(begin)

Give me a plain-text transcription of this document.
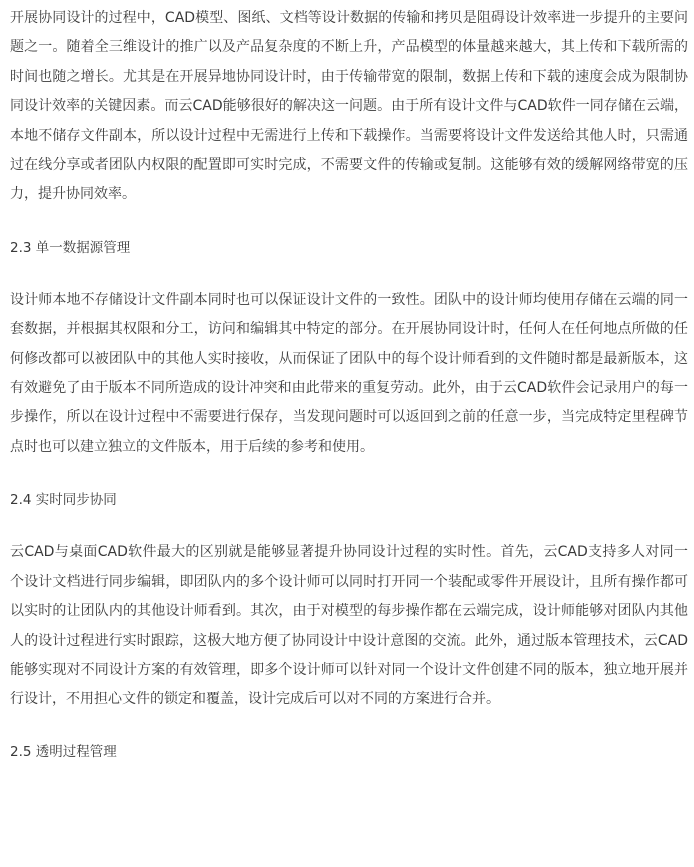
开展协同设计的过程中，CAD模型、图纸、文档等设计数据的传输和拷贝是阻碍设计效率进一步提升的主要问题之一。随着全三维设计的推广以及产品复杂度的不断上升，产品模型的体量越来越大，其上传和下载所需的时间也随之增长。尤其是在开展异地协同设计时，由于传输带宽的限制，数据上传和下载的速度会成为限制协同设计效率的关键因素。而云CAD能够很好的解决这一问题。由于所有设计文件与CAD软件一同存储在云端，本地不储存文件副本，所以设计过程中无需进行上传和下载操作。当需要将设计文件发送给其他人时，只需通过在线分享或者团队内权限的配置即可实时完成，不需要文件的传输或复制。这能够有效的缓解网络带宽的压力，提升协同效率。

2.3 单一数据源管理

设计师本地不存储设计文件副本同时也可以保证设计文件的一致性。团队中的设计师均使用存储在云端的同一套数据，并根据其权限和分工，访问和编辑其中特定的部分。在开展协同设计时，任何人在任何地点所做的任何修改都可以被团队中的其他人实时接收，从而保证了团队中的每个设计师看到的文件随时都是最新版本，这有效避免了由于版本不同所造成的设计冲突和由此带来的重复劳动。此外，由于云CAD软件会记录用户的每一步操作，所以在设计过程中不需要进行保存，当发现问题时可以返回到之前的任意一步，当完成特定里程碑节点时也可以建立独立的文件版本，用于后续的参考和使用。

2.4 实时同步协同

云CAD与桌面CAD软件最大的区别就是能够显著提升协同设计过程的实时性。首先，云CAD支持多人对同一个设计文档进行同步编辑，即团队内的多个设计师可以同时打开同一个装配或零件开展设计，且所有操作都可以实时的让团队内的其他设计师看到。其次，由于对模型的每步操作都在云端完成，设计师能够对团队内其他人的设计过程进行实时跟踪，这极大地方便了协同设计中设计意图的交流。此外，通过版本管理技术，云CAD能够实现对不同设计方案的有效管理，即多个设计师可以针对同一个设计文件创建不同的版本，独立地开展并行设计，不用担心文件的锁定和覆盖，设计完成后可以对不同的方案进行合并。

2.5 透明过程管理
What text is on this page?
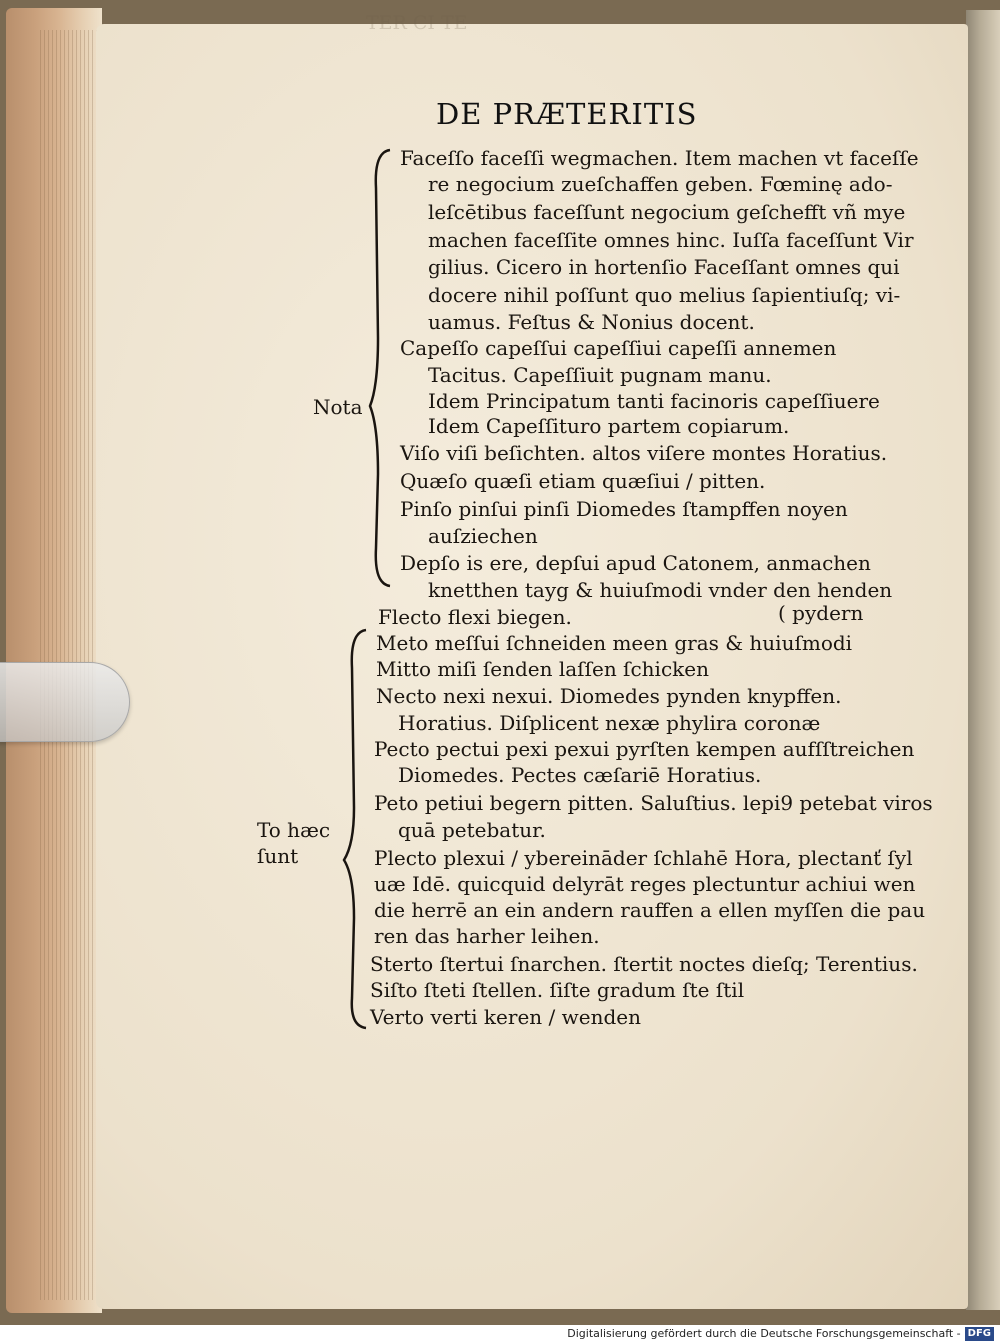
TER CI TE
DE PRÆTERITIS
Nota
To hæc
ſunt
Faceſſo faceſſi wegmachen. Item machen vt faceſſe
re negocium zueſchaffen geben. Fœminę ado-
leſcētibus faceſſunt negocium geſchefft vñ mye
machen faceſſite omnes hinc. Iuſſa faceſſunt Vir
gilius. Cicero in hortenſio Faceſſant omnes qui
docere nihil poſſunt quo melius ſapientiuſq; vi-
uamus. Feſtus & Nonius docent.
Capeſſo capeſſui capeſſiui capeſſi annemen
Tacitus. Capeſſiuit pugnam manu.
Idem Principatum tanti facinoris capeſſiuere
Idem Capeſſituro partem copiarum.
Viſo viſi beſichten. altos viſere montes Horatius.
Quæſo quæſi etiam quæſiui / pitten.
Pinſo pinſui pinſi Diomedes ſtampffen noyen
auſziechen
Depſo is ere, depſui apud Catonem, anmachen
knetthen tayg & huiuſmodi vnder den henden
Flecto flexi biegen.	( pydern
Meto meſſui ſchneiden meen gras & huiuſmodi
Mitto miſi ſenden laſſen ſchicken
Necto nexi nexui. Diomedes pynden knypffen.
Horatius. Diſplicent nexæ phylira coronæ
Pecto pectui pexi pexui pyrſten kempen aufſſtreichen
Diomedes. Pectes cæſariē Horatius.
Peto petiui begern pitten. Saluſtius. lepi9 petebat viros
quā petebatur.
Plecto plexui / ybereināder ſchlahē Hora, plectanť ſyl
uæ Idē. quicquid delyrāt reges plectuntur achiui wen
die herrē an ein andern rauffen a ellen myſſen die pau
ren das harher leihen.
Sterto ſtertui ſnarchen. ſtertit noctes dieſq; Terentius.
Siſto ſteti ſtellen. ſiſte gradum ſte ſtil
Verto verti keren / wenden
Digitalisierung gefördert durch die Deutsche Forschungsgemeinschaft - DFG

(end)

TO DO -
Print the entries above exactly, taking out only the pictures.

RIGHT ANSWER -
Give me a plain-text transcription of this document.
开展协同设计的过程中，CAD模型、图纸、文档等设计数据的传输和拷贝是阻碍设计效率进一步提升的主要问题之一。随着全三维设计的推广以及产品复杂度的不断上升，产品模型的体量越来越大，其上传和下载所需的时间也随之增长。尤其是在开展异地协同设计时，由于传输带宽的限制，数据上传和下载的速度会成为限制协同设计效率的关键因素。而云CAD能够很好的解决这一问题。由于所有设计文件与CAD软件一同存储在云端，本地不储存文件副本，所以设计过程中无需进行上传和下载操作。当需要将设计文件发送给其他人时，只需通过在线分享或者团队内权限的配置即可实时完成，不需要文件的传输或复制。这能够有效的缓解网络带宽的压力，提升协同效率。

2.3 单一数据源管理

设计师本地不存储设计文件副本同时也可以保证设计文件的一致性。团队中的设计师均使用存储在云端的同一套数据，并根据其权限和分工，访问和编辑其中特定的部分。在开展协同设计时，任何人在任何地点所做的任何修改都可以被团队中的其他人实时接收，从而保证了团队中的每个设计师看到的文件随时都是最新版本，这有效避免了由于版本不同所造成的设计冲突和由此带来的重复劳动。此外，由于云CAD软件会记录用户的每一步操作，所以在设计过程中不需要进行保存，当发现问题时可以返回到之前的任意一步，当完成特定里程碑节点时也可以建立独立的文件版本，用于后续的参考和使用。

2.4 实时同步协同

云CAD与桌面CAD软件最大的区别就是能够显著提升协同设计过程的实时性。首先，云CAD支持多人对同一个设计文档进行同步编辑，即团队内的多个设计师可以同时打开同一个装配或零件开展设计，且所有操作都可以实时的让团队内的其他设计师看到。其次，由于对模型的每步操作都在云端完成，设计师能够对团队内其他人的设计过程进行实时跟踪，这极大地方便了协同设计中设计意图的交流。此外，通过版本管理技术，云CAD能够实现对不同设计方案的有效管理，即多个设计师可以针对同一个设计文件创建不同的版本，独立地开展并行设计，不用担心文件的锁定和覆盖，设计完成后可以对不同的方案进行合并。

2.5 透明过程管理
What text is on this page?
TER CI TE
DE PRÆTERITIS
Nota
To hæc
ſunt
Faceſſo faceſſi wegmachen. Item machen vt faceſſe
re negocium zueſchaffen geben. Fœminę ado-
leſcētibus faceſſunt negocium geſchefft vñ mye
machen faceſſite omnes hinc. Iuſſa faceſſunt Vir
gilius. Cicero in hortenſio Faceſſant omnes qui
docere nihil poſſunt quo melius ſapientiuſq; vi-
uamus. Feſtus & Nonius docent.
Capeſſo capeſſui capeſſiui capeſſi annemen
Tacitus. Capeſſiuit pugnam manu.
Idem Principatum tanti facinoris capeſſiuere
Idem Capeſſituro partem copiarum.
Viſo viſi beſichten. altos viſere montes Horatius.
Quæſo quæſi etiam quæſiui / pitten.
Pinſo pinſui pinſi Diomedes ſtampffen noyen
auſziechen
Depſo is ere, depſui apud Catonem, anmachen
knetthen tayg & huiuſmodi vnder den henden
Flecto flexi biegen.	( pydern
Meto meſſui ſchneiden meen gras & huiuſmodi
Mitto miſi ſenden laſſen ſchicken
Necto nexi nexui. Diomedes pynden knypffen.
Horatius. Diſplicent nexæ phylira coronæ
Pecto pectui pexi pexui pyrſten kempen aufſſtreichen
Diomedes. Pectes cæſariē Horatius.
Peto petiui begern pitten. Saluſtius. lepi9 petebat viros
quā petebatur.
Plecto plexui / ybereināder ſchlahē Hora, plectanť ſyl
uæ Idē. quicquid delyrāt reges plectuntur achiui wen
die herrē an ein andern rauffen a ellen myſſen die pau
ren das harher leihen.
Sterto ſtertui ſnarchen. ſtertit noctes dieſq; Terentius.
Siſto ſteti ſtellen. ſiſte gradum ſte ſtil
Verto verti keren / wenden
Digitalisierung gefördert durch die Deutsche Forschungsgemeinschaft - DFG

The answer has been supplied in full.